(Records excerpted from a collection)
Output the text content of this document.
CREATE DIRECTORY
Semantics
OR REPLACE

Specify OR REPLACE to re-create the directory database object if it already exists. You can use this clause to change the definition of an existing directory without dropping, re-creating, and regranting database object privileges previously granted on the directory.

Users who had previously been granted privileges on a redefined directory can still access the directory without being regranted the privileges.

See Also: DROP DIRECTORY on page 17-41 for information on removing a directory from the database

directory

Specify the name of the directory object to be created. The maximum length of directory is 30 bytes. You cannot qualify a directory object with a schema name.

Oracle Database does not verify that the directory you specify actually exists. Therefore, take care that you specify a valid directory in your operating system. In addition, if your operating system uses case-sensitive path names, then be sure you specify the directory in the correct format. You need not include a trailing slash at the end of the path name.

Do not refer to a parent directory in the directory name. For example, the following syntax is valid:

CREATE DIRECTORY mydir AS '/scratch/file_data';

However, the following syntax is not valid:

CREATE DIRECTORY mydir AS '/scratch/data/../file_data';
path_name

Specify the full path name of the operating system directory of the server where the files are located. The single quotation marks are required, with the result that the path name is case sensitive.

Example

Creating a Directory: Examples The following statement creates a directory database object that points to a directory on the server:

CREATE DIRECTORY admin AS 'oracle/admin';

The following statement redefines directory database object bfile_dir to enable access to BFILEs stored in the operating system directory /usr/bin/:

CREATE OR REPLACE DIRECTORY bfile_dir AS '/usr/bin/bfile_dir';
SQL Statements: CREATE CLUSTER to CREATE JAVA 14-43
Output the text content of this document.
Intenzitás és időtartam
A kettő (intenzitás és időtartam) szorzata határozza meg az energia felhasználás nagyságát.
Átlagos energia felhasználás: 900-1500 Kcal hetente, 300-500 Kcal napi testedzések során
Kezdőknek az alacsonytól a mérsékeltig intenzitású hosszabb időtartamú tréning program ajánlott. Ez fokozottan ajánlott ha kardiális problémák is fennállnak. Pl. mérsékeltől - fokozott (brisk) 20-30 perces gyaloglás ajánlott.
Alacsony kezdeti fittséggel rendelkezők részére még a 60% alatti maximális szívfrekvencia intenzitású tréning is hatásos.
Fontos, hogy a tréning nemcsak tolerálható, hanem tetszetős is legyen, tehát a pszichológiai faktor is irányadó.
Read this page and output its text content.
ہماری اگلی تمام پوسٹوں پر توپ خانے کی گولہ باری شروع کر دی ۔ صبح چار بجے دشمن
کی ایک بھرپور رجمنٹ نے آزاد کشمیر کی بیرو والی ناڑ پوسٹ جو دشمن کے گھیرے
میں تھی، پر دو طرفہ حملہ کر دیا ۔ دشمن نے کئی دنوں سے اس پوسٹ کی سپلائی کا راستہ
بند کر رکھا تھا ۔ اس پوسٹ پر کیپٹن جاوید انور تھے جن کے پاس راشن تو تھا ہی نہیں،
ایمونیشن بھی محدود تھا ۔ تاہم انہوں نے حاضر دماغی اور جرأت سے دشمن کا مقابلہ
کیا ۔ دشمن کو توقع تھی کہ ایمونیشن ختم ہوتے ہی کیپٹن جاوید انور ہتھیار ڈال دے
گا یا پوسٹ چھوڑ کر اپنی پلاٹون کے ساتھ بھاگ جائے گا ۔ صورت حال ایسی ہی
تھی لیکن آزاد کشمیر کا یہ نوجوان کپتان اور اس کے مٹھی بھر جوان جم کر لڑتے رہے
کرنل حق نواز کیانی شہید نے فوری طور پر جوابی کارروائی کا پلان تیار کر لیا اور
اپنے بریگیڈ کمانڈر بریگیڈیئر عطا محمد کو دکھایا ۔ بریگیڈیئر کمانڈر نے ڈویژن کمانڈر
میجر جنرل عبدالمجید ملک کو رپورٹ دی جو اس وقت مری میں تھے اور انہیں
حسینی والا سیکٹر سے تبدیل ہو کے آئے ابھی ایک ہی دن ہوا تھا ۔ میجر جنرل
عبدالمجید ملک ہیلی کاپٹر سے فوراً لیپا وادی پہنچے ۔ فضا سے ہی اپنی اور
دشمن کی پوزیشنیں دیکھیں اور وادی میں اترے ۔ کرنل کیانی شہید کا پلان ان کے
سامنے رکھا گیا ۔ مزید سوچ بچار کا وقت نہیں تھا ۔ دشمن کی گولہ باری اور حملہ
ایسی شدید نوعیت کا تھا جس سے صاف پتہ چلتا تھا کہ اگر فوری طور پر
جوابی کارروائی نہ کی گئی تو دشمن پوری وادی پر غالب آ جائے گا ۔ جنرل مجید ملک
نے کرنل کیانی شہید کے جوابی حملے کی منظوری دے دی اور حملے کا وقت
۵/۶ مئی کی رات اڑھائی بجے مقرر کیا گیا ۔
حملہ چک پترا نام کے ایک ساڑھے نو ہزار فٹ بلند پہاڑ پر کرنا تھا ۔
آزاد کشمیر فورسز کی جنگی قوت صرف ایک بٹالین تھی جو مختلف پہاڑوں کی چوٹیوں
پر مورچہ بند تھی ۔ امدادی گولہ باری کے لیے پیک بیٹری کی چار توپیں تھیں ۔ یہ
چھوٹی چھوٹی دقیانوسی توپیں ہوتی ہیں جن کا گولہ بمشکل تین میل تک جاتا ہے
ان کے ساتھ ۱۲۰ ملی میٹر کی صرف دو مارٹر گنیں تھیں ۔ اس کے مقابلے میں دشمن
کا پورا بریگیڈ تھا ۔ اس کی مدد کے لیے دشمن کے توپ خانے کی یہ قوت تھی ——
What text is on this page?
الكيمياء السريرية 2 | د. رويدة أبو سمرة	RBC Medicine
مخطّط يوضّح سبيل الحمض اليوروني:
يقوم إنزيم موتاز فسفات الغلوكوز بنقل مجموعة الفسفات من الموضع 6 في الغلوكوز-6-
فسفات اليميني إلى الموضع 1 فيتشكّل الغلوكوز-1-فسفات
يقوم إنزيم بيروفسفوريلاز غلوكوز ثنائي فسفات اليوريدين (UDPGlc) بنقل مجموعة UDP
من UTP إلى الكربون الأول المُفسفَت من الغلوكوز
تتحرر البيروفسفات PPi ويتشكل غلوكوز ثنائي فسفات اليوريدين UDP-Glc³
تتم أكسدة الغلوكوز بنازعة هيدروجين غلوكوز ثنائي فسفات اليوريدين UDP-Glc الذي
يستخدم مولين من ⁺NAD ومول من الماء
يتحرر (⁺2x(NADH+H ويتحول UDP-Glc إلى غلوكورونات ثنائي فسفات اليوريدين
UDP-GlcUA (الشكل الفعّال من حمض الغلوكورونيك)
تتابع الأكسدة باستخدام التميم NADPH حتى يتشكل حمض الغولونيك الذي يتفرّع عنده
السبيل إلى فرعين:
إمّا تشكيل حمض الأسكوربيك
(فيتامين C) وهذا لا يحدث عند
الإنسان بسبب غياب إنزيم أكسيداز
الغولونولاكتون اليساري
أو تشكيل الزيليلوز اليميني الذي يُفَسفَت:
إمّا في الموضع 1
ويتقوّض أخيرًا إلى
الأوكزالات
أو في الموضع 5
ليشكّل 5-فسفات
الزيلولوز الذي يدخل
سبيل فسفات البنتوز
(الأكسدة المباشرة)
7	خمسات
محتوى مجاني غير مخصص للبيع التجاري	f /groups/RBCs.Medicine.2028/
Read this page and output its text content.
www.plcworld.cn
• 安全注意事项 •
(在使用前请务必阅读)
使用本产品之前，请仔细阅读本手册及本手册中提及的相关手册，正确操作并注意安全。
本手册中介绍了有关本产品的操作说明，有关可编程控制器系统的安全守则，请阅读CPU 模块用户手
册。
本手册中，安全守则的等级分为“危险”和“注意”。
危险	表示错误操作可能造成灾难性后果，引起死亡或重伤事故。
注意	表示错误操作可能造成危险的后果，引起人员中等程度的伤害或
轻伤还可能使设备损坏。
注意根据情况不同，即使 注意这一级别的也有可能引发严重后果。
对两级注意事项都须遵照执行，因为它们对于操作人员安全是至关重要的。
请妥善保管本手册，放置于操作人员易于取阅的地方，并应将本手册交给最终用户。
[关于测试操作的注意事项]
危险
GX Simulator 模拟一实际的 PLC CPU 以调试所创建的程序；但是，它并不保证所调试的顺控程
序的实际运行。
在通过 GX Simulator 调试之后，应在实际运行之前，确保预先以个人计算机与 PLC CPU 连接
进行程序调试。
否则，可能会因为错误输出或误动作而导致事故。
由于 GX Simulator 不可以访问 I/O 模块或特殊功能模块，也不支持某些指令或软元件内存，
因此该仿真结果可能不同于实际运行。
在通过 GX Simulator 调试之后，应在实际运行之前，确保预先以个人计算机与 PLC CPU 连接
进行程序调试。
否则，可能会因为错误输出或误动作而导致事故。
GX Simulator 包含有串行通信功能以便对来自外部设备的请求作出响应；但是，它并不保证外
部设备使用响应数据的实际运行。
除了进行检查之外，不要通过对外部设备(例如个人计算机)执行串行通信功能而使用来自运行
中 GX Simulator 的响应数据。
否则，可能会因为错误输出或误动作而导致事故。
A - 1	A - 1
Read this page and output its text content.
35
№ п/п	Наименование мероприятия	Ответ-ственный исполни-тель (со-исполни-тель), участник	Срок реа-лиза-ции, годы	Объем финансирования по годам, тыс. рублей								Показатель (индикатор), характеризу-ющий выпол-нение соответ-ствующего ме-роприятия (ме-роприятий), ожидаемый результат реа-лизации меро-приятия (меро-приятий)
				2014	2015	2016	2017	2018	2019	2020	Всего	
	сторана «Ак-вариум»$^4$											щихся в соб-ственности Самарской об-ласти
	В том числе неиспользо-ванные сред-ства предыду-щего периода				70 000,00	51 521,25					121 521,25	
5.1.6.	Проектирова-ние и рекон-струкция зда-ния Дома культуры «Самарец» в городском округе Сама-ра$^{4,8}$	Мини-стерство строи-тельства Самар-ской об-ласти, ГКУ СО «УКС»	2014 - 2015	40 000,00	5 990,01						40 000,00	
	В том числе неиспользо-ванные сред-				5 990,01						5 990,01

**Your objective**.
In the entries above, identify each line that includes the string "جائے", then copy it.

**Solution to the exercise**.
گا یا پوسٹ چھوڑ کر اپنی پلاٹون کے ساتھ بھاگ جائے گا ۔ صورت حال ایسی ہی
جوابی کارروائی نہ کی گئی تو دشمن پوری وادی پر غالب آ جائے گا ۔ جنرل مجید ملک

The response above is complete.